• [WRITTEN EXERCISE]:
Count the lines in the records below that contain the string "title", and reply with only the number.

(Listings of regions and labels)
>>>

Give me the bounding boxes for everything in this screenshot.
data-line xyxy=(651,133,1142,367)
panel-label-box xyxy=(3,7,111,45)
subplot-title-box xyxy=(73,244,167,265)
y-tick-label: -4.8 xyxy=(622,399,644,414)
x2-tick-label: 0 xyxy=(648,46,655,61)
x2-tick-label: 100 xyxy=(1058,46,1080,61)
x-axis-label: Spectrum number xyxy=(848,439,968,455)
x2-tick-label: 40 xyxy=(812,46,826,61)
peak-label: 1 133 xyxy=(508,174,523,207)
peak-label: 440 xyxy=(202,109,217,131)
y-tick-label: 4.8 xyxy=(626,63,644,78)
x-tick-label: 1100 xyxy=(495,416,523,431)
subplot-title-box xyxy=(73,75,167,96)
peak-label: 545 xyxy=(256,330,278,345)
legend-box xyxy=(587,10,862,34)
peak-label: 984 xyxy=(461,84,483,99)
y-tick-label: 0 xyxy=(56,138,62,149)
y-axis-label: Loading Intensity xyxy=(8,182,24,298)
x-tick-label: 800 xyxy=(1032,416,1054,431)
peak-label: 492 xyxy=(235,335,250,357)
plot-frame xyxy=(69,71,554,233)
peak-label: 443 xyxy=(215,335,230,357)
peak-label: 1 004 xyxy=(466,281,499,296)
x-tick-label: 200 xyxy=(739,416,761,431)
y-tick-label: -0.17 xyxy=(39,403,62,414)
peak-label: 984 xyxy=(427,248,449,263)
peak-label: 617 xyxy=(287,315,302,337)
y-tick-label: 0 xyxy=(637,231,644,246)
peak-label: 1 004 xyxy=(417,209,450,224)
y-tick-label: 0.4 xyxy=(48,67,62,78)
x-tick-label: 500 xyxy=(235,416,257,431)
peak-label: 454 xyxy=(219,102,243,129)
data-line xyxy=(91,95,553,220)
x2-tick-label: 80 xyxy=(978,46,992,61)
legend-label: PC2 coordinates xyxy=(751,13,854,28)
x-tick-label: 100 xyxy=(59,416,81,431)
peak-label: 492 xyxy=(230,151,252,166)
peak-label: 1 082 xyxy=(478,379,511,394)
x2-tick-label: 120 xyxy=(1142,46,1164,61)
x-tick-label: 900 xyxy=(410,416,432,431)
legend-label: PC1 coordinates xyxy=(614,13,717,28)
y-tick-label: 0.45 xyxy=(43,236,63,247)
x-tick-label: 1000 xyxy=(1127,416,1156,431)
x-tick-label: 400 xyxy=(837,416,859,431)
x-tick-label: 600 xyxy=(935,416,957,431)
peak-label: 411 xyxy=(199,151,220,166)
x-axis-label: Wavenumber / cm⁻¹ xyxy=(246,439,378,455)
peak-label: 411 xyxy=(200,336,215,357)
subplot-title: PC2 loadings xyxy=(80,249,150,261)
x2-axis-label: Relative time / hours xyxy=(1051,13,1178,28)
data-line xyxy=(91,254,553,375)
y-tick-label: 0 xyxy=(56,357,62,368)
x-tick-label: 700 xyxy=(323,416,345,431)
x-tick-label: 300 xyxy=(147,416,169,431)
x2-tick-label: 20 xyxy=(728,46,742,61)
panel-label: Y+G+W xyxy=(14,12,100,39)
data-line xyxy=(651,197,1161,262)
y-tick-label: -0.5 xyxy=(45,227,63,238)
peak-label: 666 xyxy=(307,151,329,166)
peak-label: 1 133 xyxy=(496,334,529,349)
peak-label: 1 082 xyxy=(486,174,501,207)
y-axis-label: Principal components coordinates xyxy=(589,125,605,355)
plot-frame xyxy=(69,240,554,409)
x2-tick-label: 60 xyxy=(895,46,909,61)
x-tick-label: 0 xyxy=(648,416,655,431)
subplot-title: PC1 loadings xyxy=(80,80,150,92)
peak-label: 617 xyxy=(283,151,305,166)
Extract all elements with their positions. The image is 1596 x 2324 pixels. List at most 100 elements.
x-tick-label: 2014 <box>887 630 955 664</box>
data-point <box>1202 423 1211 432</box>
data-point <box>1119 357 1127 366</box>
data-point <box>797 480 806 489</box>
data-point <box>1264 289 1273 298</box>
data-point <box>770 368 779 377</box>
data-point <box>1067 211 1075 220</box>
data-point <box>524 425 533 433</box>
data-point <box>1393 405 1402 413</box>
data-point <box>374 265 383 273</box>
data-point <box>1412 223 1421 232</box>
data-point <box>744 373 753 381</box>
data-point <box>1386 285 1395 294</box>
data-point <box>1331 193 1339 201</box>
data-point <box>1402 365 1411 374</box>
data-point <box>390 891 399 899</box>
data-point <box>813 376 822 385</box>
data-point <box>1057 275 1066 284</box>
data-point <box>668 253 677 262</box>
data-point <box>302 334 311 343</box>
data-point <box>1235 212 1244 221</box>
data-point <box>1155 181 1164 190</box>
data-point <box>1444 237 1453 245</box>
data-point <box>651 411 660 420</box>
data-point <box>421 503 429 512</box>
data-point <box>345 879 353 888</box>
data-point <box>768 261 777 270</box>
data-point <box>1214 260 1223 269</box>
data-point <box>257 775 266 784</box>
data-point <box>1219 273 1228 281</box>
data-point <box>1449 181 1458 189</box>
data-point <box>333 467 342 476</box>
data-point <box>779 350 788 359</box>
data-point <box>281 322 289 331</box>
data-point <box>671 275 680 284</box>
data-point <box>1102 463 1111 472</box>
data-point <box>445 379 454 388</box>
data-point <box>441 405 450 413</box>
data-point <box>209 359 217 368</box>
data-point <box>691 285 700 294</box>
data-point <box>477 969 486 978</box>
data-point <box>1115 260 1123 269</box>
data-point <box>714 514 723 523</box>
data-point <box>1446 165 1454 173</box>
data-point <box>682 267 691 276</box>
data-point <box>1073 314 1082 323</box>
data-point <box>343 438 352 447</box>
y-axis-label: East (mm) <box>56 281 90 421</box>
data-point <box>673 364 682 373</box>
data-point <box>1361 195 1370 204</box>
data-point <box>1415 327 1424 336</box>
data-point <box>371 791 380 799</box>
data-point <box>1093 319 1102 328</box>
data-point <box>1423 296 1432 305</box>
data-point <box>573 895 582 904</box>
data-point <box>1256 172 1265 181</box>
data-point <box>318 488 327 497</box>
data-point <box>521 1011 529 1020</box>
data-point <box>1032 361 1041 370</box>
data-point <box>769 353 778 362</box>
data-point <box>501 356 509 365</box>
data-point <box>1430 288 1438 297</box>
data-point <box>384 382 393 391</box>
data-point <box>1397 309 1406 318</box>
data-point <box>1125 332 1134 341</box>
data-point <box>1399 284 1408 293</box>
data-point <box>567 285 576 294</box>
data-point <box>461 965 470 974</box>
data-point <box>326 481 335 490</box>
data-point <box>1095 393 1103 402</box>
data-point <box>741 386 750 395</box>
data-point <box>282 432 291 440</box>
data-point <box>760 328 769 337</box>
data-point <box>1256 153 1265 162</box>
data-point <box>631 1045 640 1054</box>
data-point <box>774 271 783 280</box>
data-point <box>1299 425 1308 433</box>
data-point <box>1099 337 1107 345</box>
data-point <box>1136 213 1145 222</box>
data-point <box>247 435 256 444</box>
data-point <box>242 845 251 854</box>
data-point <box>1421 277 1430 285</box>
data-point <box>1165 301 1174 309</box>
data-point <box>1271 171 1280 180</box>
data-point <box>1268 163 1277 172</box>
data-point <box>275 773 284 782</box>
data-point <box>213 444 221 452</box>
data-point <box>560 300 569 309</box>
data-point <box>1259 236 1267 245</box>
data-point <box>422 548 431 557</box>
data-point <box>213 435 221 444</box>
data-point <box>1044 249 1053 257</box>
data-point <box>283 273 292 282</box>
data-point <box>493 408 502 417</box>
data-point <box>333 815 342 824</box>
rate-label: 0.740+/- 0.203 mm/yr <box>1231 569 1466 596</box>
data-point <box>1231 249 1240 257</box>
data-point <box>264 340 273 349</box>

<<<

• [THE ANSWER]:
4